### Data for processing
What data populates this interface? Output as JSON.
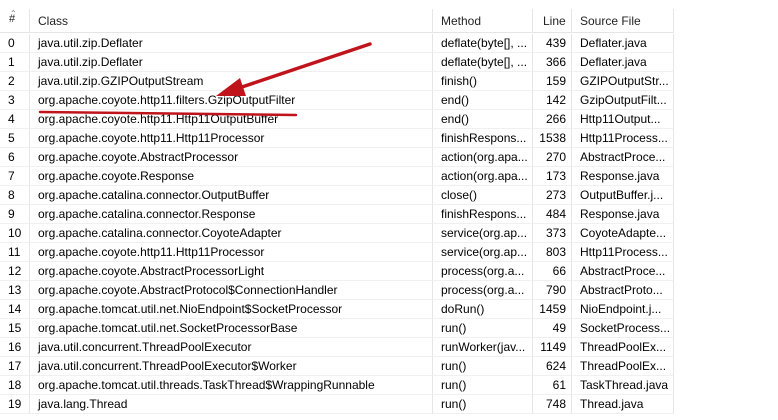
{
  "table": {
    "columns": {
      "index": "#",
      "class": "Class",
      "method": "Method",
      "line": "Line",
      "source": "Source File"
    },
    "rows": [
      {
        "i": "0",
        "cls": "java.util.zip.Deflater",
        "method": "deflate(byte[], ...",
        "line": "439",
        "src": "Deflater.java"
      },
      {
        "i": "1",
        "cls": "java.util.zip.Deflater",
        "method": "deflate(byte[], ...",
        "line": "366",
        "src": "Deflater.java"
      },
      {
        "i": "2",
        "cls": "java.util.zip.GZIPOutputStream",
        "method": "finish()",
        "line": "159",
        "src": "GZIPOutputStr..."
      },
      {
        "i": "3",
        "cls": "org.apache.coyote.http11.filters.GzipOutputFilter",
        "method": "end()",
        "line": "142",
        "src": "GzipOutputFilt..."
      },
      {
        "i": "4",
        "cls": "org.apache.coyote.http11.Http11OutputBuffer",
        "method": "end()",
        "line": "266",
        "src": "Http11Output..."
      },
      {
        "i": "5",
        "cls": "org.apache.coyote.http11.Http11Processor",
        "method": "finishRespons...",
        "line": "1538",
        "src": "Http11Process..."
      },
      {
        "i": "6",
        "cls": "org.apache.coyote.AbstractProcessor",
        "method": "action(org.apa...",
        "line": "270",
        "src": "AbstractProce..."
      },
      {
        "i": "7",
        "cls": "org.apache.coyote.Response",
        "method": "action(org.apa...",
        "line": "173",
        "src": "Response.java"
      },
      {
        "i": "8",
        "cls": "org.apache.catalina.connector.OutputBuffer",
        "method": "close()",
        "line": "273",
        "src": "OutputBuffer.j..."
      },
      {
        "i": "9",
        "cls": "org.apache.catalina.connector.Response",
        "method": "finishRespons...",
        "line": "484",
        "src": "Response.java"
      },
      {
        "i": "10",
        "cls": "org.apache.catalina.connector.CoyoteAdapter",
        "method": "service(org.ap...",
        "line": "373",
        "src": "CoyoteAdapte..."
      },
      {
        "i": "11",
        "cls": "org.apache.coyote.http11.Http11Processor",
        "method": "service(org.ap...",
        "line": "803",
        "src": "Http11Process..."
      },
      {
        "i": "12",
        "cls": "org.apache.coyote.AbstractProcessorLight",
        "method": "process(org.a...",
        "line": "66",
        "src": "AbstractProce..."
      },
      {
        "i": "13",
        "cls": "org.apache.coyote.AbstractProtocol$ConnectionHandler",
        "method": "process(org.a...",
        "line": "790",
        "src": "AbstractProto..."
      },
      {
        "i": "14",
        "cls": "org.apache.tomcat.util.net.NioEndpoint$SocketProcessor",
        "method": "doRun()",
        "line": "1459",
        "src": "NioEndpoint.j..."
      },
      {
        "i": "15",
        "cls": "org.apache.tomcat.util.net.SocketProcessorBase",
        "method": "run()",
        "line": "49",
        "src": "SocketProcess..."
      },
      {
        "i": "16",
        "cls": "java.util.concurrent.ThreadPoolExecutor",
        "method": "runWorker(jav...",
        "line": "1149",
        "src": "ThreadPoolEx..."
      },
      {
        "i": "17",
        "cls": "java.util.concurrent.ThreadPoolExecutor$Worker",
        "method": "run()",
        "line": "624",
        "src": "ThreadPoolEx..."
      },
      {
        "i": "18",
        "cls": "org.apache.tomcat.util.threads.TaskThread$WrappingRunnable",
        "method": "run()",
        "line": "61",
        "src": "TaskThread.java"
      },
      {
        "i": "19",
        "cls": "java.lang.Thread",
        "method": "run()",
        "line": "748",
        "src": "Thread.java"
      }
    ]
  },
  "annotation": {
    "color": "#c0141c",
    "highlighted_row": "3"
  }
}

### Written instruction
Copy out the data above exactly, except the pictures.

### Result of the task
What data populates this interface? Output as JSON.
{
  "table": {
    "columns": {
      "index": "#",
      "class": "Class",
      "method": "Method",
      "line": "Line",
      "source": "Source File"
    },
    "rows": [
      {
        "i": "0",
        "cls": "java.util.zip.Deflater",
        "method": "deflate(byte[], ...",
        "line": "439",
        "src": "Deflater.java"
      },
      {
        "i": "1",
        "cls": "java.util.zip.Deflater",
        "method": "deflate(byte[], ...",
        "line": "366",
        "src": "Deflater.java"
      },
      {
        "i": "2",
        "cls": "java.util.zip.GZIPOutputStream",
        "method": "finish()",
        "line": "159",
        "src": "GZIPOutputStr..."
      },
      {
        "i": "3",
        "cls": "org.apache.coyote.http11.filters.GzipOutputFilter",
        "method": "end()",
        "line": "142",
        "src": "GzipOutputFilt..."
      },
      {
        "i": "4",
        "cls": "org.apache.coyote.http11.Http11OutputBuffer",
        "method": "end()",
        "line": "266",
        "src": "Http11Output..."
      },
      {
        "i": "5",
        "cls": "org.apache.coyote.http11.Http11Processor",
        "method": "finishRespons...",
        "line": "1538",
        "src": "Http11Process..."
      },
      {
        "i": "6",
        "cls": "org.apache.coyote.AbstractProcessor",
        "method": "action(org.apa...",
        "line": "270",
        "src": "AbstractProce..."
      },
      {
        "i": "7",
        "cls": "org.apache.coyote.Response",
        "method": "action(org.apa...",
        "line": "173",
        "src": "Response.java"
      },
      {
        "i": "8",
        "cls": "org.apache.catalina.connector.OutputBuffer",
        "method": "close()",
        "line": "273",
        "src": "OutputBuffer.j..."
      },
      {
        "i": "9",
        "cls": "org.apache.catalina.connector.Response",
        "method": "finishRespons...",
        "line": "484",
        "src": "Response.java"
      },
      {
        "i": "10",
        "cls": "org.apache.catalina.connector.CoyoteAdapter",
        "method": "service(org.ap...",
        "line": "373",
        "src": "CoyoteAdapte..."
      },
      {
        "i": "11",
        "cls": "org.apache.coyote.http11.Http11Processor",
        "method": "service(org.ap...",
        "line": "803",
        "src": "Http11Process..."
      },
      {
        "i": "12",
        "cls": "org.apache.coyote.AbstractProcessorLight",
        "method": "process(org.a...",
        "line": "66",
        "src": "AbstractProce..."
      },
      {
        "i": "13",
        "cls": "org.apache.coyote.AbstractProtocol$ConnectionHandler",
        "method": "process(org.a...",
        "line": "790",
        "src": "AbstractProto..."
      },
      {
        "i": "14",
        "cls": "org.apache.tomcat.util.net.NioEndpoint$SocketProcessor",
        "method": "doRun()",
        "line": "1459",
        "src": "NioEndpoint.j..."
      },
      {
        "i": "15",
        "cls": "org.apache.tomcat.util.net.SocketProcessorBase",
        "method": "run()",
        "line": "49",
        "src": "SocketProcess..."
      },
      {
        "i": "16",
        "cls": "java.util.concurrent.ThreadPoolExecutor",
        "method": "runWorker(jav...",
        "line": "1149",
        "src": "ThreadPoolEx..."
      },
      {
        "i": "17",
        "cls": "java.util.concurrent.ThreadPoolExecutor$Worker",
        "method": "run()",
        "line": "624",
        "src": "ThreadPoolEx..."
      },
      {
        "i": "18",
        "cls": "org.apache.tomcat.util.threads.TaskThread$WrappingRunnable",
        "method": "run()",
        "line": "61",
        "src": "TaskThread.java"
      },
      {
        "i": "19",
        "cls": "java.lang.Thread",
        "method": "run()",
        "line": "748",
        "src": "Thread.java"
      }
    ]
  },
  "annotation": {
    "color": "#c0141c",
    "highlighted_row": "3"
  }
}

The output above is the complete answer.